Aim of the exercise:
In the entries below, count every line with the word "caption". Return only the count.

════

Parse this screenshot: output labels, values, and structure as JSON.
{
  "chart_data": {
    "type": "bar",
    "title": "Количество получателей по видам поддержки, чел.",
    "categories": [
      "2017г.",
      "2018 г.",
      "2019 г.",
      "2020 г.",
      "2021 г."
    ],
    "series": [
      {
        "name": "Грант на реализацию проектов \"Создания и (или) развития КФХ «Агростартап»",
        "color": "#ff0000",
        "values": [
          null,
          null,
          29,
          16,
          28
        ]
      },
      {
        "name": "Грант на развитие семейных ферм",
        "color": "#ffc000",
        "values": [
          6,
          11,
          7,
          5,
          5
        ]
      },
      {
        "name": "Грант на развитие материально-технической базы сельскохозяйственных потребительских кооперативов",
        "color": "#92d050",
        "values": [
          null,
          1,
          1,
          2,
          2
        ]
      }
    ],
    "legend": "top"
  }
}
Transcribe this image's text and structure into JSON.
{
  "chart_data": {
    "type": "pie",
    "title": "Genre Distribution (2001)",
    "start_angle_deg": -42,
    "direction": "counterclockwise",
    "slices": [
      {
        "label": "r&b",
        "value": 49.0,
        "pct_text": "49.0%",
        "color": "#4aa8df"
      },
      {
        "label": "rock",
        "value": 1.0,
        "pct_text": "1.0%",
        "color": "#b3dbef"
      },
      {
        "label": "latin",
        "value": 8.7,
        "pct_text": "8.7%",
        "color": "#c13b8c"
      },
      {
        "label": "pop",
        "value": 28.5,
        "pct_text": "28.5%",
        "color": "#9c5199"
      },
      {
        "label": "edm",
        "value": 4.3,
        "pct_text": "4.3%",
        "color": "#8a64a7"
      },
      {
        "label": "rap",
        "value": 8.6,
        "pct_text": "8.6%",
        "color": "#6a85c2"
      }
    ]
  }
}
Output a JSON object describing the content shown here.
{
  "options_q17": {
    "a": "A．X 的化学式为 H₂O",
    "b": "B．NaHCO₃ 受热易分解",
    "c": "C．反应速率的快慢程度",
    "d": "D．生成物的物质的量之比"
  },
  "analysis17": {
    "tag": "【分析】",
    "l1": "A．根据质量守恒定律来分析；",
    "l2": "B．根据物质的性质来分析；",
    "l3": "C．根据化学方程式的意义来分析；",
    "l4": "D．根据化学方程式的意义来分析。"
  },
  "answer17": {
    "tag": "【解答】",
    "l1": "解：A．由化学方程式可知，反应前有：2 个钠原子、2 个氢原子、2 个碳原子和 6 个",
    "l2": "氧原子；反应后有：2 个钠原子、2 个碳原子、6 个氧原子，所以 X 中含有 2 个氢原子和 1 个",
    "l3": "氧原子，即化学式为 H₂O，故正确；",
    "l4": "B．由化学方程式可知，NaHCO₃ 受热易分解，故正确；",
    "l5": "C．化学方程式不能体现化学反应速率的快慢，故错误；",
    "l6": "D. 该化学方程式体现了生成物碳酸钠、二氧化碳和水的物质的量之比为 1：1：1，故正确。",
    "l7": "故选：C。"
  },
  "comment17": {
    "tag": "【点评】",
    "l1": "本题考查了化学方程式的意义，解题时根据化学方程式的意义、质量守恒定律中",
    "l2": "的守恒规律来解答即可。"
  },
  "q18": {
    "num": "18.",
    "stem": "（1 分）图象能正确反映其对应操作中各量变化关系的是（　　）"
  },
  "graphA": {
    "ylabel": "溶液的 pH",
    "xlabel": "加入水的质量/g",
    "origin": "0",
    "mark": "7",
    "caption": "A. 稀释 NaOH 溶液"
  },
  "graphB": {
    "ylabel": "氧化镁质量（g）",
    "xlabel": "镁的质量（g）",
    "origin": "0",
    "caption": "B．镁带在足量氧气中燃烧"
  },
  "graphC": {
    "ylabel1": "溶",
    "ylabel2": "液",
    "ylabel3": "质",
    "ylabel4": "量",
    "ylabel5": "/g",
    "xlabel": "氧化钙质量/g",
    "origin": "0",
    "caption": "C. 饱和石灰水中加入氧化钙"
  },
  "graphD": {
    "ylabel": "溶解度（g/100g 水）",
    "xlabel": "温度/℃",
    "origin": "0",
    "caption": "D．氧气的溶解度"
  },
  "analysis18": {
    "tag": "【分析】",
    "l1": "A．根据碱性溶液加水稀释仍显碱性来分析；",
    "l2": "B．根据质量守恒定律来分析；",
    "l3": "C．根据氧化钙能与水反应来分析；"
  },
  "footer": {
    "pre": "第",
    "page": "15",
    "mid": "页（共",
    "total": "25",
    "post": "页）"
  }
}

════

Exercise answer:
4